▸ Exercise details
Type out the material below exactly.

## BEGIN

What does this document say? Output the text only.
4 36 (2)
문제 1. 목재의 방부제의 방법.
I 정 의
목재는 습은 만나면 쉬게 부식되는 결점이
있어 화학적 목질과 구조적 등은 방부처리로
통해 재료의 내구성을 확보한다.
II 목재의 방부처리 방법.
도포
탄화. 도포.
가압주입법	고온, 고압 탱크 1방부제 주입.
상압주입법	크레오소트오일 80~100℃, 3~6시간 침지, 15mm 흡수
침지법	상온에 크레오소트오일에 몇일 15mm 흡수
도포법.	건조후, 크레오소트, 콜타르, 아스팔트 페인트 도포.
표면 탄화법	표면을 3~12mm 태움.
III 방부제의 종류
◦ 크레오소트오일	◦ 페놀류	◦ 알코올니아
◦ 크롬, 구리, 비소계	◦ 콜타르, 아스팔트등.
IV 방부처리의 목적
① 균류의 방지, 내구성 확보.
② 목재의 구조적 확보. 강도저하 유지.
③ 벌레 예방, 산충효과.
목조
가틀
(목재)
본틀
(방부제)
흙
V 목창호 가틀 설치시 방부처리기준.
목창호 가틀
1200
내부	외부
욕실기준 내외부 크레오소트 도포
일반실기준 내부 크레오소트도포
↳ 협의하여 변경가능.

## END

▸ Reply
What does this document say? Output the text only.
4 36 (2)
문제 1. 목재의 방부제의 방법.
I 정 의
목재는 습은 만나면 쉬게 부식되는 결점이
있어 화학적 목질과 구조적 등은 방부처리로
통해 재료의 내구성을 확보한다.
II 목재의 방부처리 방법.
도포
탄화. 도포.
가압주입법	고온, 고압 탱크 1방부제 주입.
상압주입법	크레오소트오일 80~100℃, 3~6시간 침지, 15mm 흡수
침지법	상온에 크레오소트오일에 몇일 15mm 흡수
도포법.	건조후, 크레오소트, 콜타르, 아스팔트 페인트 도포.
표면 탄화법	표면을 3~12mm 태움.
III 방부제의 종류
◦ 크레오소트오일	◦ 페놀류	◦ 알코올니아
◦ 크롬, 구리, 비소계	◦ 콜타르, 아스팔트등.
IV 방부처리의 목적
① 균류의 방지, 내구성 확보.
② 목재의 구조적 확보. 강도저하 유지.
③ 벌레 예방, 산충효과.
목조
가틀
(목재)
본틀
(방부제)
흙
V 목창호 가틀 설치시 방부처리기준.
목창호 가틀
1200
내부	외부
욕실기준 내외부 크레오소트 도포
일반실기준 내부 크레오소트도포
↳ 협의하여 변경가능.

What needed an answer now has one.